YOUR TASK
Here are some records. Copy each one exactly.

(Data entries)
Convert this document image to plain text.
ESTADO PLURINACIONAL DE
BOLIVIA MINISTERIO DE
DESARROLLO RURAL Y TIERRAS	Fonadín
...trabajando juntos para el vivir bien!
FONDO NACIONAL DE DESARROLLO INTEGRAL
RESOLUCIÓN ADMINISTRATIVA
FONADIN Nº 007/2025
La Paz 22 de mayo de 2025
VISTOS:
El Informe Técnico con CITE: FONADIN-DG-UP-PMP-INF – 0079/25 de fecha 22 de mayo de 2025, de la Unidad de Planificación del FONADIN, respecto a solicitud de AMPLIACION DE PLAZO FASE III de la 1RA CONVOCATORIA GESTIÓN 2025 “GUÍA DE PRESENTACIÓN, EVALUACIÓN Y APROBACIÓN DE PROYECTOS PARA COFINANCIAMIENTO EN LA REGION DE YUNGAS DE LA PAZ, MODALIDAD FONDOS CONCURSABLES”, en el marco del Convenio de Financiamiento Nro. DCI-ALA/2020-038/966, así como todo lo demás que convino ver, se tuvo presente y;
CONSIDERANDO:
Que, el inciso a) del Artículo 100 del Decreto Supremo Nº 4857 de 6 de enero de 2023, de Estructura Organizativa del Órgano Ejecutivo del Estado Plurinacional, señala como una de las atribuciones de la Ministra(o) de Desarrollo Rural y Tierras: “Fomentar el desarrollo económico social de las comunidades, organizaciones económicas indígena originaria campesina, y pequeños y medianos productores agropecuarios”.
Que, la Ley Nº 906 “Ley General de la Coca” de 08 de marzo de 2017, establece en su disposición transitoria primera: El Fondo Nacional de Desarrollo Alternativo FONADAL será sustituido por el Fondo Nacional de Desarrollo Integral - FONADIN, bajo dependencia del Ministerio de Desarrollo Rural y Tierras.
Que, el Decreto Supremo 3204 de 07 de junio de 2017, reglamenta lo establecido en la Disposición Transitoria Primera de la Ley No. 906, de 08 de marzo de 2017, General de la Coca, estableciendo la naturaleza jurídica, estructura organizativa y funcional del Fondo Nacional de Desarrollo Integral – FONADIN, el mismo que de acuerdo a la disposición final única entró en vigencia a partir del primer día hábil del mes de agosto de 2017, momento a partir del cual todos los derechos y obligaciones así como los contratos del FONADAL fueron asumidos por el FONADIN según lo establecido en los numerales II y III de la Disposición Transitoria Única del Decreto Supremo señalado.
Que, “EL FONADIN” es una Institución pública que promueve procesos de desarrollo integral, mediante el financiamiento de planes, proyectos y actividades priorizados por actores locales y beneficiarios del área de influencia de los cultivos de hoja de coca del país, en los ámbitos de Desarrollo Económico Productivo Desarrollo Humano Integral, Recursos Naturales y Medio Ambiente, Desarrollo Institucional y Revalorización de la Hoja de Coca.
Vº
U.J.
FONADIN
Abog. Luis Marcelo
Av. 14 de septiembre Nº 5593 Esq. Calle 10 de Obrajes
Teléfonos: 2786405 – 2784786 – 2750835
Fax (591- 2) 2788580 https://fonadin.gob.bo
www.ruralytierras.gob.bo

COMPLETE OUTPUT
Convert this document image to plain text.
ESTADO PLURINACIONAL DE
BOLIVIA MINISTERIO DE
DESARROLLO RURAL Y TIERRAS	Fonadín
...trabajando juntos para el vivir bien!
FONDO NACIONAL DE DESARROLLO INTEGRAL
RESOLUCIÓN ADMINISTRATIVA
FONADIN Nº 007/2025
La Paz 22 de mayo de 2025
VISTOS:
El Informe Técnico con CITE: FONADIN-DG-UP-PMP-INF – 0079/25 de fecha 22 de mayo de 2025, de la Unidad de Planificación del FONADIN, respecto a solicitud de AMPLIACION DE PLAZO FASE III de la 1RA CONVOCATORIA GESTIÓN 2025 “GUÍA DE PRESENTACIÓN, EVALUACIÓN Y APROBACIÓN DE PROYECTOS PARA COFINANCIAMIENTO EN LA REGION DE YUNGAS DE LA PAZ, MODALIDAD FONDOS CONCURSABLES”, en el marco del Convenio de Financiamiento Nro. DCI-ALA/2020-038/966, así como todo lo demás que convino ver, se tuvo presente y;
CONSIDERANDO:
Que, el inciso a) del Artículo 100 del Decreto Supremo Nº 4857 de 6 de enero de 2023, de Estructura Organizativa del Órgano Ejecutivo del Estado Plurinacional, señala como una de las atribuciones de la Ministra(o) de Desarrollo Rural y Tierras: “Fomentar el desarrollo económico social de las comunidades, organizaciones económicas indígena originaria campesina, y pequeños y medianos productores agropecuarios”.
Que, la Ley Nº 906 “Ley General de la Coca” de 08 de marzo de 2017, establece en su disposición transitoria primera: El Fondo Nacional de Desarrollo Alternativo FONADAL será sustituido por el Fondo Nacional de Desarrollo Integral - FONADIN, bajo dependencia del Ministerio de Desarrollo Rural y Tierras.
Que, el Decreto Supremo 3204 de 07 de junio de 2017, reglamenta lo establecido en la Disposición Transitoria Primera de la Ley No. 906, de 08 de marzo de 2017, General de la Coca, estableciendo la naturaleza jurídica, estructura organizativa y funcional del Fondo Nacional de Desarrollo Integral – FONADIN, el mismo que de acuerdo a la disposición final única entró en vigencia a partir del primer día hábil del mes de agosto de 2017, momento a partir del cual todos los derechos y obligaciones así como los contratos del FONADAL fueron asumidos por el FONADIN según lo establecido en los numerales II y III de la Disposición Transitoria Única del Decreto Supremo señalado.
Que, “EL FONADIN” es una Institución pública que promueve procesos de desarrollo integral, mediante el financiamiento de planes, proyectos y actividades priorizados por actores locales y beneficiarios del área de influencia de los cultivos de hoja de coca del país, en los ámbitos de Desarrollo Económico Productivo Desarrollo Humano Integral, Recursos Naturales y Medio Ambiente, Desarrollo Institucional y Revalorización de la Hoja de Coca.
Vº
U.J.
FONADIN
Abog. Luis Marcelo
Av. 14 de septiembre Nº 5593 Esq. Calle 10 de Obrajes
Teléfonos: 2786405 – 2784786 – 2750835
Fax (591- 2) 2788580 https://fonadin.gob.bo
www.ruralytierras.gob.bo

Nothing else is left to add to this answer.